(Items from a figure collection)

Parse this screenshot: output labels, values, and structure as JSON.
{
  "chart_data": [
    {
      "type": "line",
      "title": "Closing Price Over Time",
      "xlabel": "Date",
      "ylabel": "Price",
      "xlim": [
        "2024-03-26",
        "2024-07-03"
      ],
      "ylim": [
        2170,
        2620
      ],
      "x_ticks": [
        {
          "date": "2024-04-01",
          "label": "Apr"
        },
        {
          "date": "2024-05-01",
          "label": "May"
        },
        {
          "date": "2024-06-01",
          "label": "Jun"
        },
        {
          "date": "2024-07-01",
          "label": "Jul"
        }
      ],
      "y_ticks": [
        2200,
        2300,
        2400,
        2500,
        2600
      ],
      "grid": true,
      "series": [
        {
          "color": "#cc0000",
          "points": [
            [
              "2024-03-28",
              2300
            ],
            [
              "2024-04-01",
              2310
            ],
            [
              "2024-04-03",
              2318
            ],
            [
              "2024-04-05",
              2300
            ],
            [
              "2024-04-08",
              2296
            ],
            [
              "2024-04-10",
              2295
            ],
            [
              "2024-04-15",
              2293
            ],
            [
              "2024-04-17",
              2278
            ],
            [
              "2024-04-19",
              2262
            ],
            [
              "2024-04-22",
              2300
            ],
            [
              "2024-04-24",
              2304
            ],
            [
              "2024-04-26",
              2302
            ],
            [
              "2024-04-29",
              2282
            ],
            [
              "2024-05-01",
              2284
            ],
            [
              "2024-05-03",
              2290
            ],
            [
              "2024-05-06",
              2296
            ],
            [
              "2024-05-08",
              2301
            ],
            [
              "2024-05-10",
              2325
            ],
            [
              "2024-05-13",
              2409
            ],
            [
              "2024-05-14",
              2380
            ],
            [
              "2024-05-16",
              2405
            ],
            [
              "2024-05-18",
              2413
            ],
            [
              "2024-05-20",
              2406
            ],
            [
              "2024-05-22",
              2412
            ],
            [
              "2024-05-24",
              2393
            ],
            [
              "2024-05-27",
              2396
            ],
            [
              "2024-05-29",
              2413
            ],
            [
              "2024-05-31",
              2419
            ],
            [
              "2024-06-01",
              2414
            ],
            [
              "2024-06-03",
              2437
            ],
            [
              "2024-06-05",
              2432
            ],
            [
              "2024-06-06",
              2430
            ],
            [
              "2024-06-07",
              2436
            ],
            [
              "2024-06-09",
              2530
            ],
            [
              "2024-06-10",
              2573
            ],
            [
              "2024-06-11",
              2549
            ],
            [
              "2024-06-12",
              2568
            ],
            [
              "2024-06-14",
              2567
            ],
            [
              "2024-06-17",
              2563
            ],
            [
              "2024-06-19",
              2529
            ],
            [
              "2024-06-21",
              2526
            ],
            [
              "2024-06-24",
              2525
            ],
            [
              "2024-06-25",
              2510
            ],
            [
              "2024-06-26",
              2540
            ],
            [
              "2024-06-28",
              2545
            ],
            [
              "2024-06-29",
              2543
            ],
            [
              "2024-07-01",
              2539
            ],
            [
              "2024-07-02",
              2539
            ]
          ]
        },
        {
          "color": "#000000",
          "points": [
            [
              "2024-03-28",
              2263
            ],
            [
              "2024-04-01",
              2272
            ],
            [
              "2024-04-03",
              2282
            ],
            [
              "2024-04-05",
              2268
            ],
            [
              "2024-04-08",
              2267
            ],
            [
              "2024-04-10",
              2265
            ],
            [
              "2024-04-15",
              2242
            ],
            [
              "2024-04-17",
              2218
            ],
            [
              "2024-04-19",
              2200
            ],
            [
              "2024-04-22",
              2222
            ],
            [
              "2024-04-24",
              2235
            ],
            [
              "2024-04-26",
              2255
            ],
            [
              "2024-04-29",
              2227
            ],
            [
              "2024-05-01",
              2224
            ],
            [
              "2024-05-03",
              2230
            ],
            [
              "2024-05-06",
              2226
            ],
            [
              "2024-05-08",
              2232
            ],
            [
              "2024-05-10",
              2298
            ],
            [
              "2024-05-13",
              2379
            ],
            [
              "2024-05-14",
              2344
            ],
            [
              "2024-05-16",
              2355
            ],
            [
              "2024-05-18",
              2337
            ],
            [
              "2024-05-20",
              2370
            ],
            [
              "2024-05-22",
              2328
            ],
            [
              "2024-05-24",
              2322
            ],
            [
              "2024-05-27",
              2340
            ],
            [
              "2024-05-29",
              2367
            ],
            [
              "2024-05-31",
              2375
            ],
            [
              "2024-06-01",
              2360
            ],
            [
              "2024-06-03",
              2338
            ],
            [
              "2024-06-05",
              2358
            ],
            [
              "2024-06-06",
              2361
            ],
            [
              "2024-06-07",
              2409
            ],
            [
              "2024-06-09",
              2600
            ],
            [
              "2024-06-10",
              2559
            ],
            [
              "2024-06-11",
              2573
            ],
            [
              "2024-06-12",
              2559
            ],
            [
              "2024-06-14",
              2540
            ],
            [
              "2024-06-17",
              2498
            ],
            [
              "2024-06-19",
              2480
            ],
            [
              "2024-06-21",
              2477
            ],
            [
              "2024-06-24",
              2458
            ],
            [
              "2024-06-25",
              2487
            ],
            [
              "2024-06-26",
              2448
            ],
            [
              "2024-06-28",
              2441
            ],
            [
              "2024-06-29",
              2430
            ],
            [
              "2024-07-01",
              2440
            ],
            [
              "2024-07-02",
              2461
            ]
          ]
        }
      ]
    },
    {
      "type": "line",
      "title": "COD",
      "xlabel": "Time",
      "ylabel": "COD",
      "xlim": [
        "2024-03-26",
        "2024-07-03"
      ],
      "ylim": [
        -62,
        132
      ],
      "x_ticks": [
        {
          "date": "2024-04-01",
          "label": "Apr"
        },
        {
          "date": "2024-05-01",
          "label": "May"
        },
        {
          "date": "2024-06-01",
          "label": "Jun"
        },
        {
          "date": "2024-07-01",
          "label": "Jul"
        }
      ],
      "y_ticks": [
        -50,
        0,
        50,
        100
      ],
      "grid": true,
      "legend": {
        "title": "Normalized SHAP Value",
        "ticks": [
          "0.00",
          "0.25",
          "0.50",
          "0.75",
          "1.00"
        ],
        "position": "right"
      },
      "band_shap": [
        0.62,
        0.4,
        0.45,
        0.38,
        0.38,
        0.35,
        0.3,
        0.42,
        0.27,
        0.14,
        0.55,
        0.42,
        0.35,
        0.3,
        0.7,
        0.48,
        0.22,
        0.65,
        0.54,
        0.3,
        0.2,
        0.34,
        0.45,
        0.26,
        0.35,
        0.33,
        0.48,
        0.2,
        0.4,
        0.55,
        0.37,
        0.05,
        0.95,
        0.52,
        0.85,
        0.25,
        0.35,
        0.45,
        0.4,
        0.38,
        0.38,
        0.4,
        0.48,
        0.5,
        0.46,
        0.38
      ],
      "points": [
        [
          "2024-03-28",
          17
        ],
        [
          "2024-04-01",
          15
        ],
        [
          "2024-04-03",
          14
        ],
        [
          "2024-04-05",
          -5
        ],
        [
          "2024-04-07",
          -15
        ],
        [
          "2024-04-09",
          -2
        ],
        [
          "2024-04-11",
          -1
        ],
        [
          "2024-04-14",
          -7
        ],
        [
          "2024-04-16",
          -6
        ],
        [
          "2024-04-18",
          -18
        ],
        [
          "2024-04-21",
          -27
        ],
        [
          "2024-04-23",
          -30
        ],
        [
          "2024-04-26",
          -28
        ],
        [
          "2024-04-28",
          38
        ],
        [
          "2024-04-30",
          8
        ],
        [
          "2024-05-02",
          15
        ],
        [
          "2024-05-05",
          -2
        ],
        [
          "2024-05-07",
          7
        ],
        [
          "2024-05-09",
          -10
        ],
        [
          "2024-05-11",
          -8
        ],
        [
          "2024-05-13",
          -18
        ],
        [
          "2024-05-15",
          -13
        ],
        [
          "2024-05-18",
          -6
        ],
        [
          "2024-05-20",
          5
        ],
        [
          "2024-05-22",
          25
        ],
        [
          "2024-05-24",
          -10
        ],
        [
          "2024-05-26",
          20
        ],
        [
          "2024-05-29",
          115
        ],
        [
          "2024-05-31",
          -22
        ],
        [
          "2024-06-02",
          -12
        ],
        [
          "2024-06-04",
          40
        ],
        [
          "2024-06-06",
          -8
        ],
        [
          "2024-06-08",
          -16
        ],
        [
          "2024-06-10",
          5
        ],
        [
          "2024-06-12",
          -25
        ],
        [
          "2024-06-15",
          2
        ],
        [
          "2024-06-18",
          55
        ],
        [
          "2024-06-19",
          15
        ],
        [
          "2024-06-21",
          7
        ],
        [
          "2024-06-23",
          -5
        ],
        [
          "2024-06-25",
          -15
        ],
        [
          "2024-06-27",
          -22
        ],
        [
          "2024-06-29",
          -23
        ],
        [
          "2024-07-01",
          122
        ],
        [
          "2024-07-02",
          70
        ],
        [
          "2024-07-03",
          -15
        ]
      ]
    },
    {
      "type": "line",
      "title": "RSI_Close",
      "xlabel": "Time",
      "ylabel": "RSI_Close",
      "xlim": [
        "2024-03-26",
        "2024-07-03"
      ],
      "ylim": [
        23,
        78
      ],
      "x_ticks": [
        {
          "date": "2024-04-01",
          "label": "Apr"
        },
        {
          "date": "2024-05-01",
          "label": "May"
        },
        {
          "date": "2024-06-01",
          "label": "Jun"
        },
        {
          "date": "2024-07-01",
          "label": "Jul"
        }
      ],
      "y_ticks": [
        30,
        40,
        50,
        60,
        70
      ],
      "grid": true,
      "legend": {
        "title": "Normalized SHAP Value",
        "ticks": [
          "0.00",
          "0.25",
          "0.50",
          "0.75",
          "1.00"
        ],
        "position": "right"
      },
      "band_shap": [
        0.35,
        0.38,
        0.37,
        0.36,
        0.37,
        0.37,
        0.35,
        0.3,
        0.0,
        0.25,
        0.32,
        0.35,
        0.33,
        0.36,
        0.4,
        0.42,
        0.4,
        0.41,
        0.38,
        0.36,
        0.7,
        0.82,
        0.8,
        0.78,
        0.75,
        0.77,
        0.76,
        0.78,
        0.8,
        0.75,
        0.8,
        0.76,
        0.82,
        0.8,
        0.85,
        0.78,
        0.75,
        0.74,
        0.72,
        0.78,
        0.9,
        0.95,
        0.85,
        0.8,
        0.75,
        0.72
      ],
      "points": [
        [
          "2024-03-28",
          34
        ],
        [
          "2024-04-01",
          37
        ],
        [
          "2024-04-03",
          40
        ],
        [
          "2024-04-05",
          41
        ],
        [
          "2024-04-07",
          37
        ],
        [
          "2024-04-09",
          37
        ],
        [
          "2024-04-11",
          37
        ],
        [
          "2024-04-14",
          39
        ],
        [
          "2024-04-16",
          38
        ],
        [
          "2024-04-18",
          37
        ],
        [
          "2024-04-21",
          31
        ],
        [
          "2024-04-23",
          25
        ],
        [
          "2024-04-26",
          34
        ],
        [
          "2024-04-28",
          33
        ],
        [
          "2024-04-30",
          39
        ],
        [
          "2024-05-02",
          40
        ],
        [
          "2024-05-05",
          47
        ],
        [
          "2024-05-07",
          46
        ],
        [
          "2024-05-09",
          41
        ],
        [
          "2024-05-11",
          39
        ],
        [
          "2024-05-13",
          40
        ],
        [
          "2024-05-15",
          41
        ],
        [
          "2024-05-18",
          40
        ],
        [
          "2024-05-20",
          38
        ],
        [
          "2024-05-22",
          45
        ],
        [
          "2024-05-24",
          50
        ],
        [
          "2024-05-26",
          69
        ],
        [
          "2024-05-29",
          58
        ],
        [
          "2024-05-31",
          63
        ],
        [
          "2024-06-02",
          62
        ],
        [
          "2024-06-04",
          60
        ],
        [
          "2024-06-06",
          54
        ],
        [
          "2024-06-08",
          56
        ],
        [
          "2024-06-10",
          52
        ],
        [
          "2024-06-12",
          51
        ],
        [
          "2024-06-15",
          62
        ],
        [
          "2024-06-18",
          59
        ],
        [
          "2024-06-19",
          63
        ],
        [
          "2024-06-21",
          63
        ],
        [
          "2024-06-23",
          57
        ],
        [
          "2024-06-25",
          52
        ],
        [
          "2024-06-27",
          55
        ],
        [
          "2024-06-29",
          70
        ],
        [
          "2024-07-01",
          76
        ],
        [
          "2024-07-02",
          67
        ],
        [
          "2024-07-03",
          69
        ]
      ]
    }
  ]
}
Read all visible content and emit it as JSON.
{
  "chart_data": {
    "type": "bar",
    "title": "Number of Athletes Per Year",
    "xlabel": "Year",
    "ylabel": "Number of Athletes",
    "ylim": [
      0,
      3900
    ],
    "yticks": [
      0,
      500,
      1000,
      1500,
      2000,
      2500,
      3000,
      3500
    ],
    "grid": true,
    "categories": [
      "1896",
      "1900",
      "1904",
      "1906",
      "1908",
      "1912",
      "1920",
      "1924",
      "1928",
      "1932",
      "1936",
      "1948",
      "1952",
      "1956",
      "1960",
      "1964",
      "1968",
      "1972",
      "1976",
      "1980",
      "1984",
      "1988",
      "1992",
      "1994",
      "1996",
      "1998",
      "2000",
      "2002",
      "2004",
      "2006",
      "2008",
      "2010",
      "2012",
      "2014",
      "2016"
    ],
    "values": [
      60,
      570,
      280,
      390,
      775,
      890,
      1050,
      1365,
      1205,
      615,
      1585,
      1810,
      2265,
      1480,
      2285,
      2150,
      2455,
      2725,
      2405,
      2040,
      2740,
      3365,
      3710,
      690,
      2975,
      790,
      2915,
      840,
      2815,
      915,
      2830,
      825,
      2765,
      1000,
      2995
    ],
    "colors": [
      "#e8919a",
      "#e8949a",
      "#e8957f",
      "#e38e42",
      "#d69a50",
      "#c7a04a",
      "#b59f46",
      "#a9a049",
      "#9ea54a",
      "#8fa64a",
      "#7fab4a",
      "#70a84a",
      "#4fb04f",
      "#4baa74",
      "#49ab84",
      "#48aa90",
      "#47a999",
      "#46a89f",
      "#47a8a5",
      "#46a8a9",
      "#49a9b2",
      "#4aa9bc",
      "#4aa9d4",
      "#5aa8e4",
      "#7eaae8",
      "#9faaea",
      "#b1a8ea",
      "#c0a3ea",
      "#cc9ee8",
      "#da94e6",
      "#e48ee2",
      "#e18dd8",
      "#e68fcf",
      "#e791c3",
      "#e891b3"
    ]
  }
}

YOUR INSTRUCTIONS » Pick out every line with the string "Price" and copy it.

SOLVED EXERCISE »
      "title": "Closing Price Over Time",
      "ylabel": "Price",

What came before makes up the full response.